● Work required
Set out every line bearing the string "okolí".

● Supplied records
————————

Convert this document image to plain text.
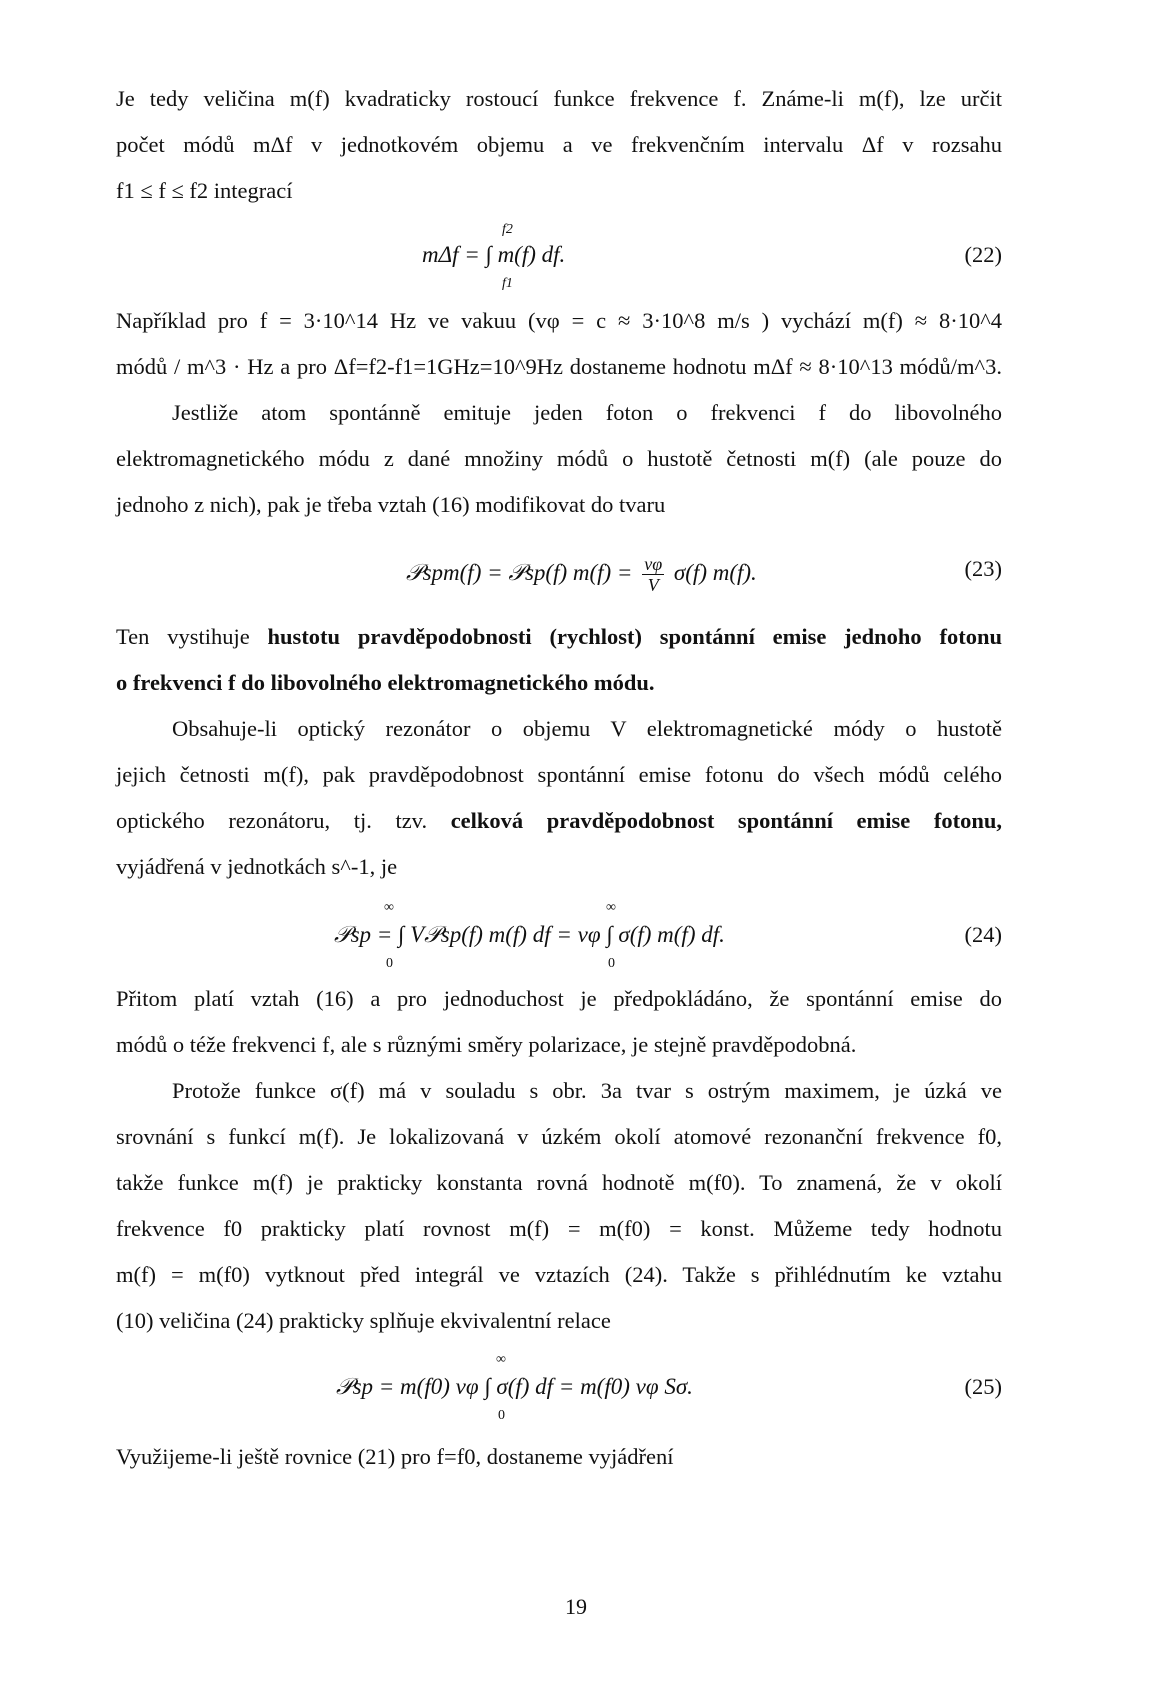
Je tedy veličina m(f) kvadraticky rostoucí funkce frekvence f. Známe-li m(f), lze určit
počet módů mΔf v jednotkovém objemu a ve frekvenčním intervalu Δf v rozsahu
f1 ≤ f ≤ f2 integrací
f2
mΔf = ∫ m(f) df.
f1
(22)
Například pro f = 3·10^14 Hz ve vakuu (vφ = c ≈ 3·10^8 m/s ) vychází m(f) ≈ 8·10^4
módů / m^3 · Hz a pro Δf=f2-f1=1GHz=10^9Hz dostaneme hodnotu mΔf ≈ 8·10^13 módů/m^3.
Jestliže atom spontánně emituje jeden foton o frekvenci f do libovolného
elektromagnetického módu z dané množiny módů o hustotě četnosti m(f) (ale pouze do
jednoho z nich), pak je třeba vztah (16) modifikovat do tvaru
𝒫spm(f) = 𝒫sp(f) $m(f) = \frac{v\varphi}{V} \sigma(f)$ m(f).	(23)
Ten vystihuje hustotu pravděpodobnosti (rychlost) spontánní emise jednoho fotonu
o frekvenci f do libovolného elektromagnetického módu.
Obsahuje-li optický rezonátor o objemu V elektromagnetické módy o hustotě
jejich četnosti m(f), pak pravděpodobnost spontánní emise fotonu do všech módů celého
optického rezonátoru, tj. tzv. celková pravděpodobnost spontánní emise fotonu,
vyjádřená v jednotkách s^-1, je
∞	∞
𝒫sp = ∫ V𝒫sp(f) m(f) df = vφ ∫ σ(f) m(f) df.
0	0
(24)
Přitom platí vztah (16) a pro jednoduchost je předpokládáno, že spontánní emise do
módů o téže frekvenci f, ale s různými směry polarizace, je stejně pravděpodobná.
Protože funkce σ(f) má v souladu s obr. 3a tvar s ostrým maximem, je úzká ve
srovnání s funkcí m(f). Je lokalizovaná v úzkém okolí atomové rezonanční frekvence f0,
takže funkce m(f) je prakticky konstanta rovná hodnotě m(f0). To znamená, že v okolí
frekvence f0 prakticky platí rovnost m(f) = m(f0) = konst. Můžeme tedy hodnotu
m(f) = m(f0) vytknout před integrál ve vztazích (24). Takže s přihlédnutím ke vztahu
(10) veličina (24) prakticky splňuje ekvivalentní relace
∞
𝒫sp = m(f0) vφ ∫ σ(f) df = m(f0) vφ Sσ.
0
(25)
Využijeme-li ještě rovnice (21) pro f=f0, dostaneme vyjádření
19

————————

● Solved exercise
srovnání s funkcí m(f). Je lokalizovaná v úzkém okolí atomové rezonanční frekvence f0,
takže funkce m(f) je prakticky konstanta rovná hodnotě m(f0). To znamená, že v okolí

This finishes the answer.